GIVEN PASSAGE:
It also took only about 30 minutes to put together, except for the brown rice. The only thing I really wanted and did not have to add to the mix was mushrooms, but now I can get those at the market too! And so can you!

From the Market Master

We have been working hard with some wonderful partners to find space and times for enough classes to teach more than 400 people who have signed up to take free classes in home canning. I will make time and space to thank each and every one of those partners once we have completed the class schedule because it has taken lots of cooperation, patience, and organization to put this together.

We will end up with enough classes to meet the demand this fall, but I have been surprised and disappointed to learn that so many nonprofit organizations that have the space we need want to charge us for its use to teach their own neighbors. In all cases, the classes will be made up of people who live in their communities, and where we have reached out for help, we have offered to include clients, staff, and/or members of these organizations in the classes.

I know that monetizing everything from the sides of buses to high-school scoreboards, not to mention the Web, is big business, but since when do we need to be paid to do good—or the right thing? I know as a child of the ’60s that I still carry with me lots of that unbridled idealism that led to our activism. Even then, though, I was considered something of a cynic because I was always realistic about projected outcomes. But I never expected to find that organizations that depend upon the good will of the communities they serve for their own success would need to charge for the use of a room—a room that would not be disturbed in any way and would look just as it did before the class when the class was over.

PROBLEM REQUIREMENTS: In the farmers' market piece, copy down the part from "It also took" to "so can you!" word for word. The entries that come next have nothing to do with this.

(Rows from a dataset)
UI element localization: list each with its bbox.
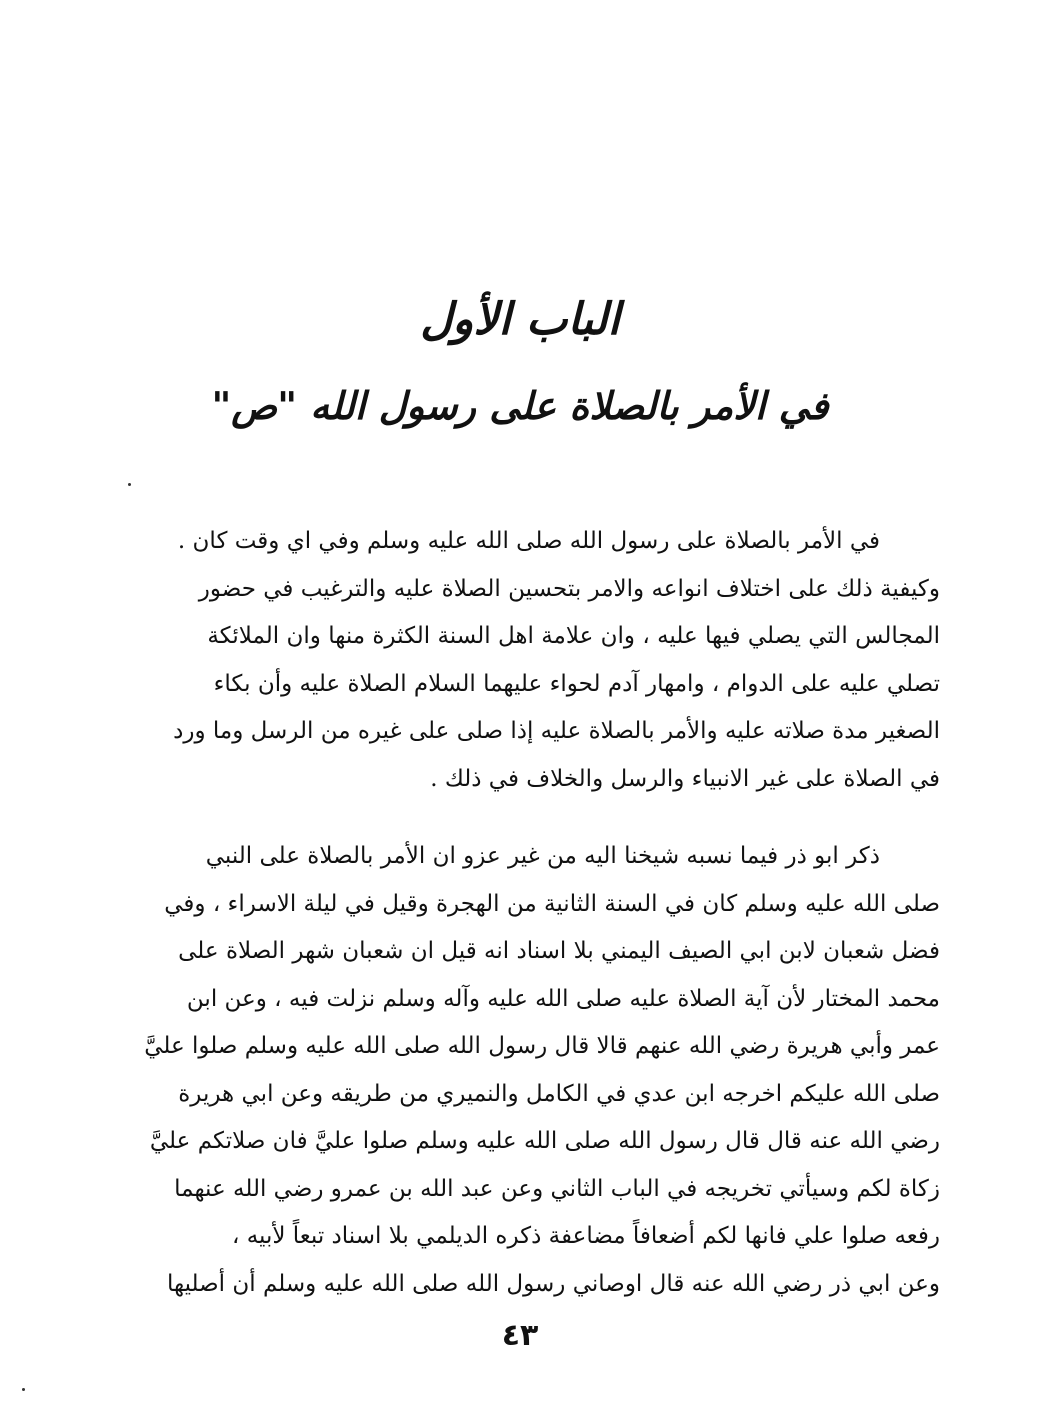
text-line: في الأمر بالصلاة على رسول الله صلى الله عليه وسلم وفي اي وقت كان .	[177, 528, 880, 554]
text-line: رضي الله عنه قال قال رسول الله صلى الله عليه وسلم صلوا عليَّ فان صلاتكم عليَّ	[149, 1128, 940, 1154]
chapter-subtitle: في الأمر بالصلاة على رسول الله "ص"	[211, 384, 829, 428]
paragraph-2	[72, 833, 940, 1308]
text-line: الصغير مدة صلاته عليه والأمر بالصلاة عليه إذا صلى على غيره من الرسل وما ورد	[173, 718, 940, 744]
text-line: رفعه صلوا علي فانها لكم أضعافاً مضاعفة ذكره الديلمي بلا اسناد تبعاً لأبيه ،	[231, 1223, 940, 1249]
page-number: ٤٣	[501, 1318, 539, 1353]
text-line: ذكر ابو ذر فيما نسبه شيخنا اليه من غير عزو ان الأمر بالصلاة على النبي	[205, 843, 880, 869]
text-line: محمد المختار لأن آية الصلاة عليه صلى الله عليه وآله وسلم نزلت فيه ، وعن ابن	[186, 985, 940, 1012]
text-line: عمر وأبي هريرة رضي الله عنهم قالا قال رسول الله صلى الله عليه وسلم صلوا عليَّ	[144, 1033, 940, 1059]
text-line: صلى الله عليكم اخرجه ابن عدي في الكامل والنميري من طريقه وعن ابي هريرة	[178, 1080, 940, 1107]
text-line: تصلي عليه على الدوام ، وامهار آدم لحواء عليهما السلام الصلاة عليه وأن بكاء	[213, 670, 940, 697]
print-speck	[128, 483, 131, 486]
text-line: وكيفية ذلك على اختلاف انواعه والامر بتحسين الصلاة عليه والترغيب في حضور	[198, 575, 940, 602]
text-line: وعن ابي ذر رضي الله عنه قال اوصاني رسول الله صلى الله عليه وسلم أن أصليها	[166, 1270, 940, 1297]
paragraph-1	[72, 518, 940, 803]
text-line: فضل شعبان لابن ابي الصيف اليمني بلا اسناد انه قيل ان شعبان شهر الصلاة على	[178, 938, 940, 964]
chapter-title: الباب الأول	[420, 294, 620, 345]
text-line: صلى الله عليه وسلم كان في السنة الثانية من الهجرة وقيل في ليلة الاسراء ، وفي	[164, 890, 940, 917]
text-line: في الصلاة على غير الانبياء والرسل والخلاف في ذلك .	[430, 765, 940, 792]
text-line: زكاة لكم وسيأتي تخريجه في الباب الثاني وعن عبد الله بن عمرو رضي الله عنهما	[174, 1175, 940, 1202]
print-speck	[22, 1388, 25, 1391]
text-line: المجالس التي يصلي فيها عليه ، وان علامة اهل السنة الكثرة منها وان الملائكة	[207, 623, 940, 649]
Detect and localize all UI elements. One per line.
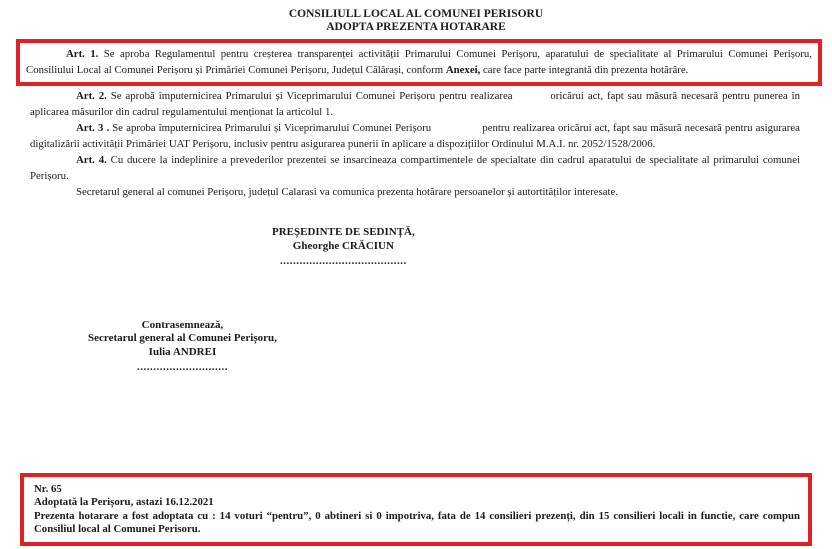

RESPONSE TO THIS EXERCISE:
It also took only about 30 minutes to put together, except for the brown rice. The only thing I really wanted and did not have to add to the mix was mushrooms, but now I can get those at the market too! And so can you!